— WORK TO DO —
Find the lines in these entries that include the word "Import" and state how many there are, with no other words.

— Dataset records —
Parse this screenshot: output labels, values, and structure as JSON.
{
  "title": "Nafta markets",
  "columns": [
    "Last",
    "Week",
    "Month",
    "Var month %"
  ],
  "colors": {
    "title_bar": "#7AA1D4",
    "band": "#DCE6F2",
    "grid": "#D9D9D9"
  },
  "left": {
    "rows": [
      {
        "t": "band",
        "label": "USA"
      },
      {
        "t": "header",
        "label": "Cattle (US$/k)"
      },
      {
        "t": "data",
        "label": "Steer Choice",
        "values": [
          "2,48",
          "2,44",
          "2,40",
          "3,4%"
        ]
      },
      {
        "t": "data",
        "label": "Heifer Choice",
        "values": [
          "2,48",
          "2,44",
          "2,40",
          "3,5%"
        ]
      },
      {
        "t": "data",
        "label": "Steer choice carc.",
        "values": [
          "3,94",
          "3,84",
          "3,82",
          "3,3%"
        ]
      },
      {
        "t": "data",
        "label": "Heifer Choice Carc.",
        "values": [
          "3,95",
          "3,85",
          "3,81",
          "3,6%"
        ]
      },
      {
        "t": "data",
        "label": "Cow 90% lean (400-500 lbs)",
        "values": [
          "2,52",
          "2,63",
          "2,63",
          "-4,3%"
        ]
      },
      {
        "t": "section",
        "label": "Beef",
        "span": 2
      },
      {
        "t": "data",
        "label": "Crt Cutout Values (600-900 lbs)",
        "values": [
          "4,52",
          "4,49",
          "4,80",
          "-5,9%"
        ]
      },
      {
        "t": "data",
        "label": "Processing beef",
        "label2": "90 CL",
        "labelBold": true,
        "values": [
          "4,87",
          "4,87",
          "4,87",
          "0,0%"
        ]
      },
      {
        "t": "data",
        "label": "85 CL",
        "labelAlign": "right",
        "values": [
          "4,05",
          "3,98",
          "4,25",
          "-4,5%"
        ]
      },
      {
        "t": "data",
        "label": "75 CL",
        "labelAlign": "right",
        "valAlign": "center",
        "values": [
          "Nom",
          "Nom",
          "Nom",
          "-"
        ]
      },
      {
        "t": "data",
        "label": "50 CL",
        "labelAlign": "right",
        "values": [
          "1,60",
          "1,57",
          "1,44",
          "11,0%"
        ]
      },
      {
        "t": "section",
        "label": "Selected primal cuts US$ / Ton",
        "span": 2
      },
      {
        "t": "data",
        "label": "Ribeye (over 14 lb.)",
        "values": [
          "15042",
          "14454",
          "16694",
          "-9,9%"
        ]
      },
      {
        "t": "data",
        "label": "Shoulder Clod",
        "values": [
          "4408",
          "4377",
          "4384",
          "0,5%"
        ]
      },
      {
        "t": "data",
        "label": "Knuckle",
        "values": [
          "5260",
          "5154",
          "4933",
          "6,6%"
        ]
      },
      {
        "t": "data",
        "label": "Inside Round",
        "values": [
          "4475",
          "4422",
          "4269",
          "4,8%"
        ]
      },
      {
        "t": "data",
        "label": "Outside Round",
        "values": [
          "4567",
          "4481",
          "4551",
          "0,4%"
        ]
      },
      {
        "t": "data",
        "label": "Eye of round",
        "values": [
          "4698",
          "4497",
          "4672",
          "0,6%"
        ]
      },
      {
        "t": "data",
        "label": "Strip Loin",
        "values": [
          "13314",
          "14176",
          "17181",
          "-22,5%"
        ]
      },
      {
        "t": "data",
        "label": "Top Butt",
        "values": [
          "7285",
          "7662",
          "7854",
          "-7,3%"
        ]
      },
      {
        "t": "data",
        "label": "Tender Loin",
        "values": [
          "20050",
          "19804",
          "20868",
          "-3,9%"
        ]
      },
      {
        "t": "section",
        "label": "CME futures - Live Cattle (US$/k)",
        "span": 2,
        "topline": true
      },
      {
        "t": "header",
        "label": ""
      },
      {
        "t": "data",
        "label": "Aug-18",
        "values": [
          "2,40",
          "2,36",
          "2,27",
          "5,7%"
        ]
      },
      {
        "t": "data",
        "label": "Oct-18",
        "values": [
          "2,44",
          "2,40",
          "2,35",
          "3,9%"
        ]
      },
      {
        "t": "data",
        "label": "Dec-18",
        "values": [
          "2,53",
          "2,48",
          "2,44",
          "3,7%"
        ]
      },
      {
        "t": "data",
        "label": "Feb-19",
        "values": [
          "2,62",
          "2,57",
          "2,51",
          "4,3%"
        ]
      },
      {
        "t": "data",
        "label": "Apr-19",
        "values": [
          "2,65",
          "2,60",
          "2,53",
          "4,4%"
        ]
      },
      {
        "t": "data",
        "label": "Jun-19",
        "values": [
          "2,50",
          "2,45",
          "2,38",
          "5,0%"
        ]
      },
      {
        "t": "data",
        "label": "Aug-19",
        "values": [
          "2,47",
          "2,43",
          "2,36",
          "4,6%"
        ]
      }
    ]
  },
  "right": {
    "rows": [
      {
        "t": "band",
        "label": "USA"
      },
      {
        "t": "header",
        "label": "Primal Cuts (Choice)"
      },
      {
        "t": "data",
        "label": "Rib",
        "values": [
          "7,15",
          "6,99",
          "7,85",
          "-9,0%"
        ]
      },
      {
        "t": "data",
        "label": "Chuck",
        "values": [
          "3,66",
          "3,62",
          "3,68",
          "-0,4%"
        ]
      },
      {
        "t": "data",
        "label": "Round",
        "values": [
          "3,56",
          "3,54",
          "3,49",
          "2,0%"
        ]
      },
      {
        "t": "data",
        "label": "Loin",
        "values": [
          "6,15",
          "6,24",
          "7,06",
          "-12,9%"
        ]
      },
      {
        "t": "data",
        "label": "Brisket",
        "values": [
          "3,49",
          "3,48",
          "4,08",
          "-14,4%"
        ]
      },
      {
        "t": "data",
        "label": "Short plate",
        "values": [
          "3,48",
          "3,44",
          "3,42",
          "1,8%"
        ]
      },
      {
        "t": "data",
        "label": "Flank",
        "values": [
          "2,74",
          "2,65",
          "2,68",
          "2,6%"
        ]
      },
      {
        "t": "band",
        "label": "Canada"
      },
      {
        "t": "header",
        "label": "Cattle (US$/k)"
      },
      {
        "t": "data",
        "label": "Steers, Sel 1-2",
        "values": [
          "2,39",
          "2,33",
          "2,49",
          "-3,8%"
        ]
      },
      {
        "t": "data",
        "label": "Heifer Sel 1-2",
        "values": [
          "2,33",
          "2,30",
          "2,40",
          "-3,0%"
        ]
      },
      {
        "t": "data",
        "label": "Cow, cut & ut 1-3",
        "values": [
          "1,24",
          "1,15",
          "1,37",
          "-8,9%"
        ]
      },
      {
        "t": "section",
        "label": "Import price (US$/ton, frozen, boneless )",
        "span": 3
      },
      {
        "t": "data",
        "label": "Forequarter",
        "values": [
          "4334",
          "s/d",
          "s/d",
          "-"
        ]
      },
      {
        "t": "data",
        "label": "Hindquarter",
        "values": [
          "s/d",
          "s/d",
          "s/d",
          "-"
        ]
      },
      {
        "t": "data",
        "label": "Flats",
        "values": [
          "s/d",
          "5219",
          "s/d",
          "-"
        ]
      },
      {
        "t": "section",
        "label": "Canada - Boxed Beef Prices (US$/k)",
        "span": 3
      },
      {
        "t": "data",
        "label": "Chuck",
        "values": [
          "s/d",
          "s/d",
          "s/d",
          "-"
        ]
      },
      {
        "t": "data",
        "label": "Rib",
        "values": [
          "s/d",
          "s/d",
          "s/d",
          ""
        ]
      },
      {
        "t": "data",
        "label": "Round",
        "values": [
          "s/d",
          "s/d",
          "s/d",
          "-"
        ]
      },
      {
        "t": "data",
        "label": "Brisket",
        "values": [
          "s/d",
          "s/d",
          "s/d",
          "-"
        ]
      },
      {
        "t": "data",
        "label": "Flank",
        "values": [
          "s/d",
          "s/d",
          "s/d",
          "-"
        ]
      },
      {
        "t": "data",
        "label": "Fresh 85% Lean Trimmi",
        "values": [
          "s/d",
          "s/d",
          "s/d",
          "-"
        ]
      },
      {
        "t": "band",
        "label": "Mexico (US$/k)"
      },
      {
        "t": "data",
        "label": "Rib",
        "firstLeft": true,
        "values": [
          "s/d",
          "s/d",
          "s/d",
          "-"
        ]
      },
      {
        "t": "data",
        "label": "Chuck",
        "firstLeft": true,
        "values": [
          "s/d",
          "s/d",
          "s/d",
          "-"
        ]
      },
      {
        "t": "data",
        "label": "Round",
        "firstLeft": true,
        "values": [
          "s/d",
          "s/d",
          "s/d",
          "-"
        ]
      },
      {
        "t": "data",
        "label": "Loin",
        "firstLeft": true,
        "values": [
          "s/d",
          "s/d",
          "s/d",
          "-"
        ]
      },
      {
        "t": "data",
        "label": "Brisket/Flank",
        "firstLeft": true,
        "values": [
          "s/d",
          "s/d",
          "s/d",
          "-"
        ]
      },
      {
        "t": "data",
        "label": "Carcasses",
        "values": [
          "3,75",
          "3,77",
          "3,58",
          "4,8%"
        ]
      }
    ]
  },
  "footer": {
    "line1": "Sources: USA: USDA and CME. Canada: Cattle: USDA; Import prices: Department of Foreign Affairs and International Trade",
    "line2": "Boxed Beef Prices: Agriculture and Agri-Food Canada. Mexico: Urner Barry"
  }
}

— SOLUTION TO THIS PROBLEM —
2